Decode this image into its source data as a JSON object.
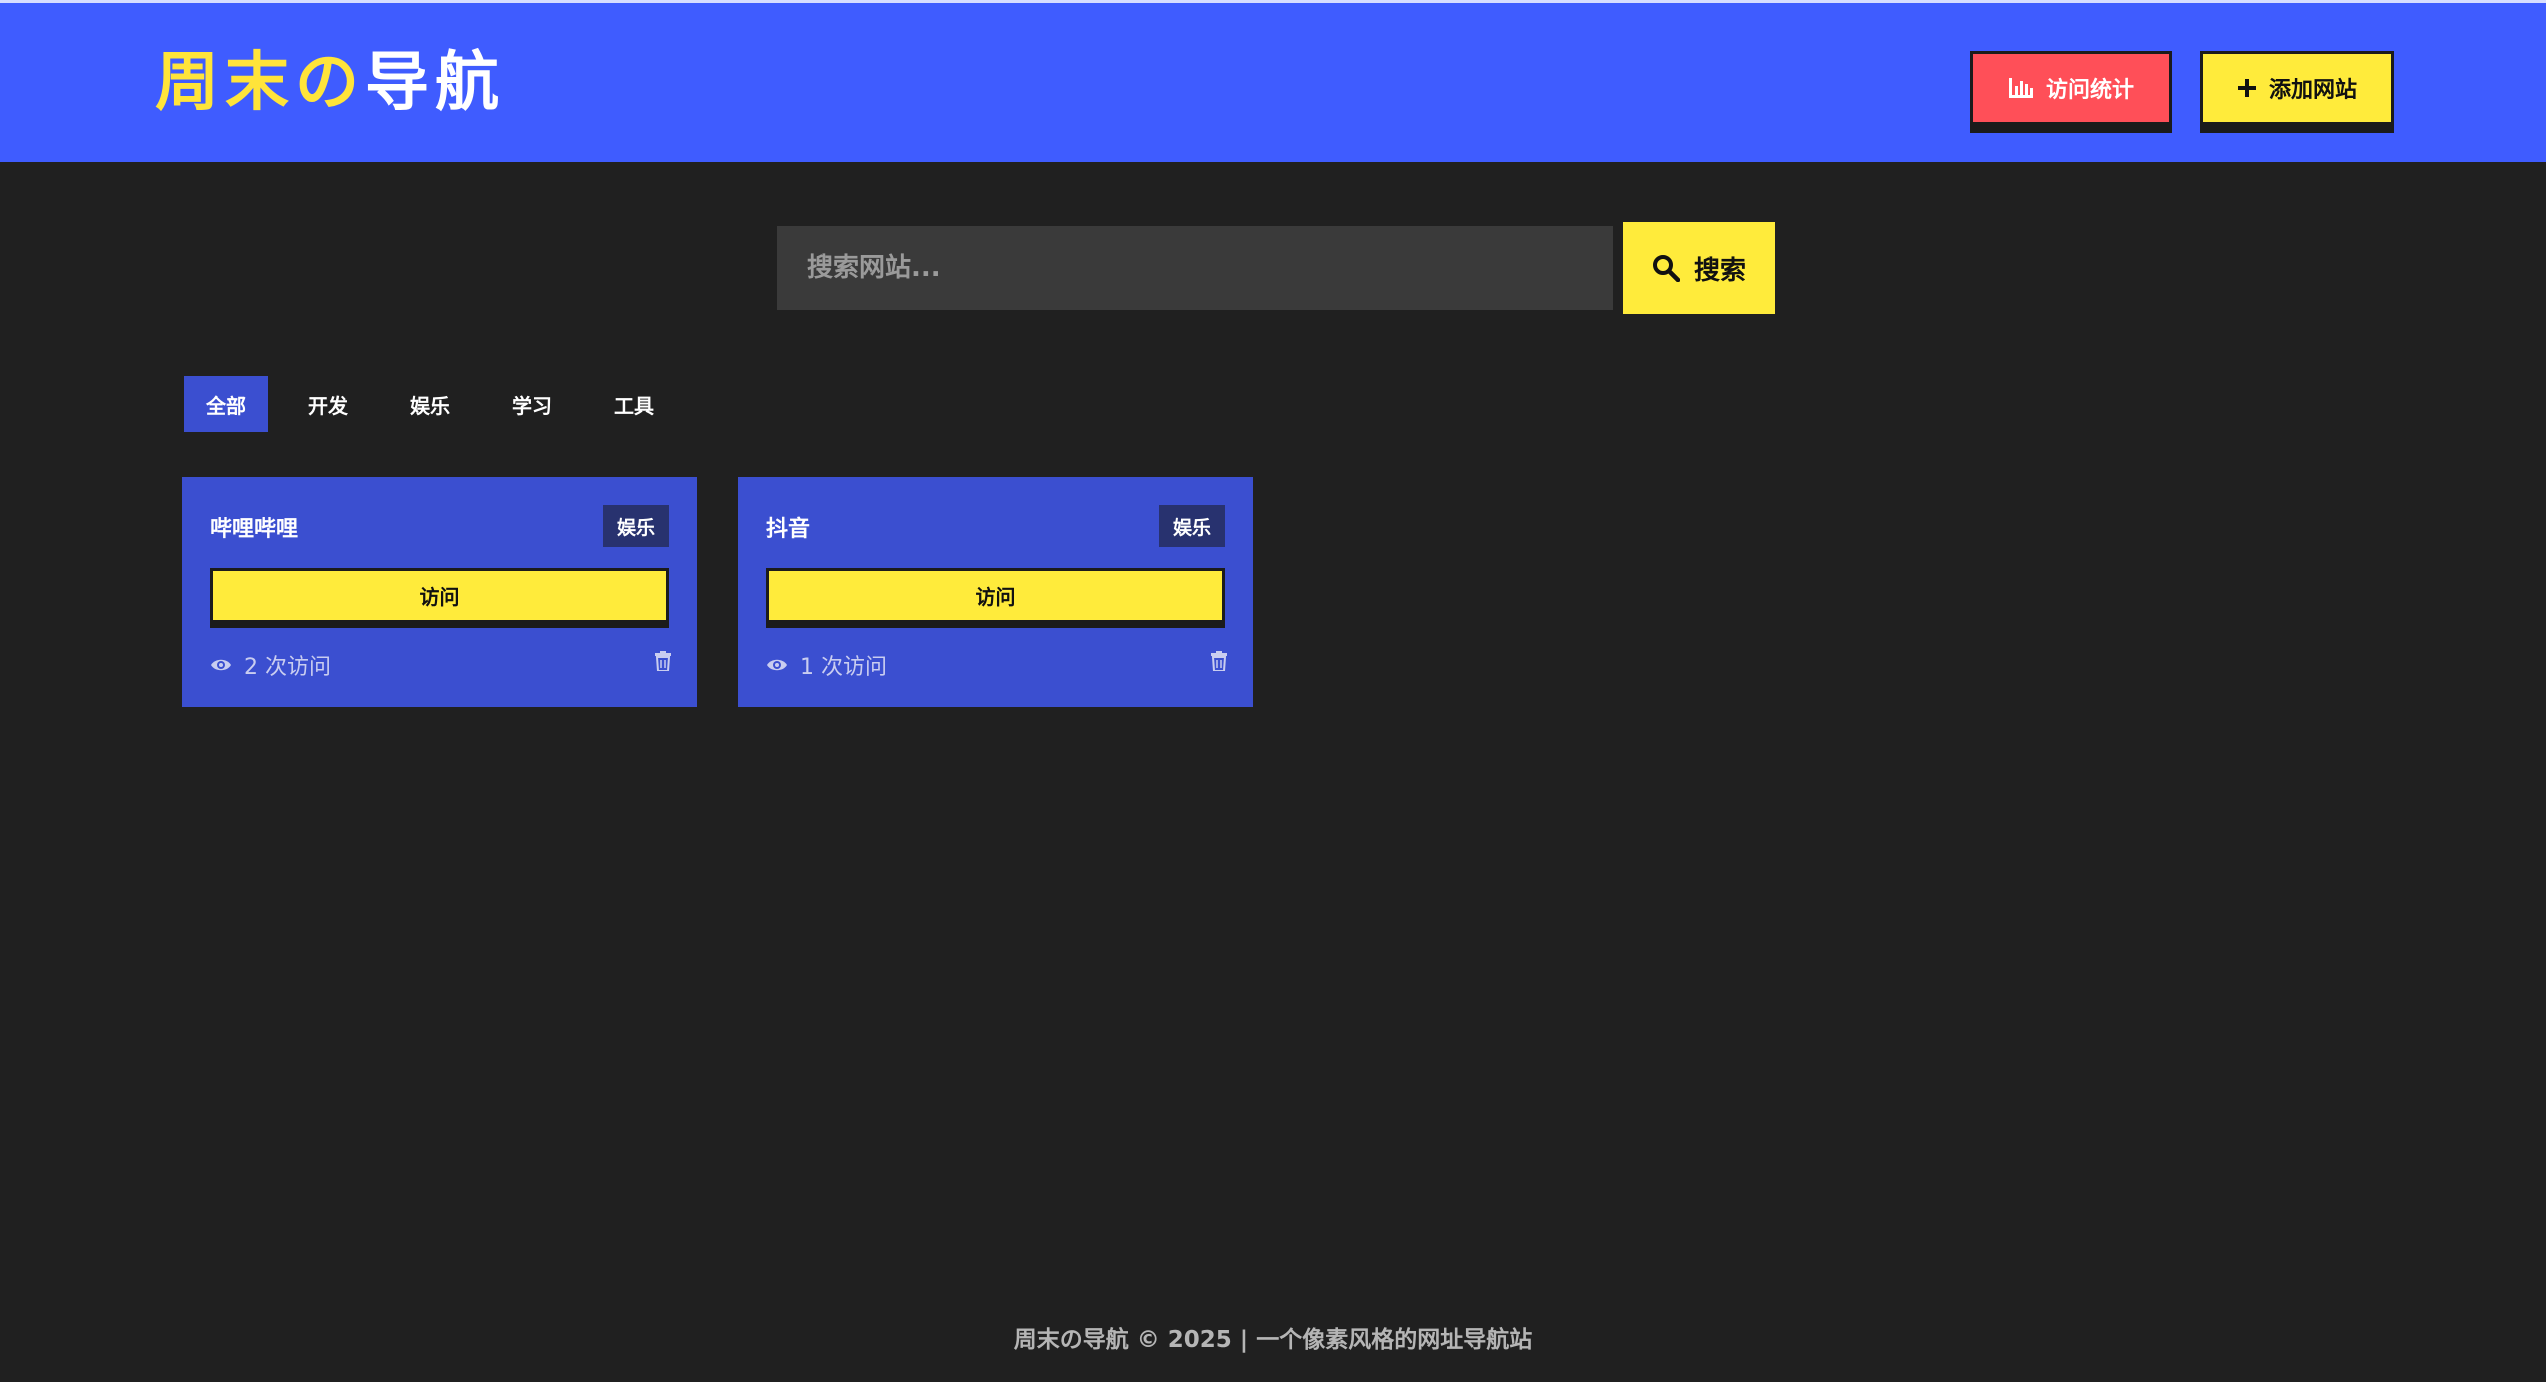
{
  "header": {
    "logo_part1": "周末",
    "logo_part2": "の",
    "logo_part3": "导航",
    "stats_button": "访问统计",
    "add_button": "添加网站"
  },
  "search": {
    "placeholder": "搜索网站...",
    "button_label": "搜索"
  },
  "tabs": [
    {
      "label": "全部",
      "active": true
    },
    {
      "label": "开发",
      "active": false
    },
    {
      "label": "娱乐",
      "active": false
    },
    {
      "label": "学习",
      "active": false
    },
    {
      "label": "工具",
      "active": false
    }
  ],
  "cards": [
    {
      "title": "哔哩哔哩",
      "tag": "娱乐",
      "visit_label": "访问",
      "visits_text": "2 次访问"
    },
    {
      "title": "抖音",
      "tag": "娱乐",
      "visit_label": "访问",
      "visits_text": "1 次访问"
    }
  ],
  "footer": {
    "text": "周末の导航 © 2025 | 一个像素风格的网址导航站"
  },
  "colors": {
    "header_bg": "#3f5cff",
    "page_bg": "#202020",
    "card_bg": "#3b4fd0",
    "accent_yellow": "#ffeb3b",
    "accent_red": "#ff4f58"
  },
  "icons": {
    "stats": "bar-chart-icon",
    "add": "plus-icon",
    "search": "search-icon",
    "visits": "eye-icon",
    "delete": "trash-icon"
  }
}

####################

### Stated task
Verbatim reproduction of every record is required; images are left out.

### Task answer
Decode this image into its source data as a JSON object.
{
  "header": {
    "logo_part1": "周末",
    "logo_part2": "の",
    "logo_part3": "导航",
    "stats_button": "访问统计",
    "add_button": "添加网站"
  },
  "search": {
    "placeholder": "搜索网站...",
    "button_label": "搜索"
  },
  "tabs": [
    {
      "label": "全部",
      "active": true
    },
    {
      "label": "开发",
      "active": false
    },
    {
      "label": "娱乐",
      "active": false
    },
    {
      "label": "学习",
      "active": false
    },
    {
      "label": "工具",
      "active": false
    }
  ],
  "cards": [
    {
      "title": "哔哩哔哩",
      "tag": "娱乐",
      "visit_label": "访问",
      "visits_text": "2 次访问"
    },
    {
      "title": "抖音",
      "tag": "娱乐",
      "visit_label": "访问",
      "visits_text": "1 次访问"
    }
  ],
  "footer": {
    "text": "周末の导航 © 2025 | 一个像素风格的网址导航站"
  },
  "colors": {
    "header_bg": "#3f5cff",
    "page_bg": "#202020",
    "card_bg": "#3b4fd0",
    "accent_yellow": "#ffeb3b",
    "accent_red": "#ff4f58"
  },
  "icons": {
    "stats": "bar-chart-icon",
    "add": "plus-icon",
    "search": "search-icon",
    "visits": "eye-icon",
    "delete": "trash-icon"
  }
}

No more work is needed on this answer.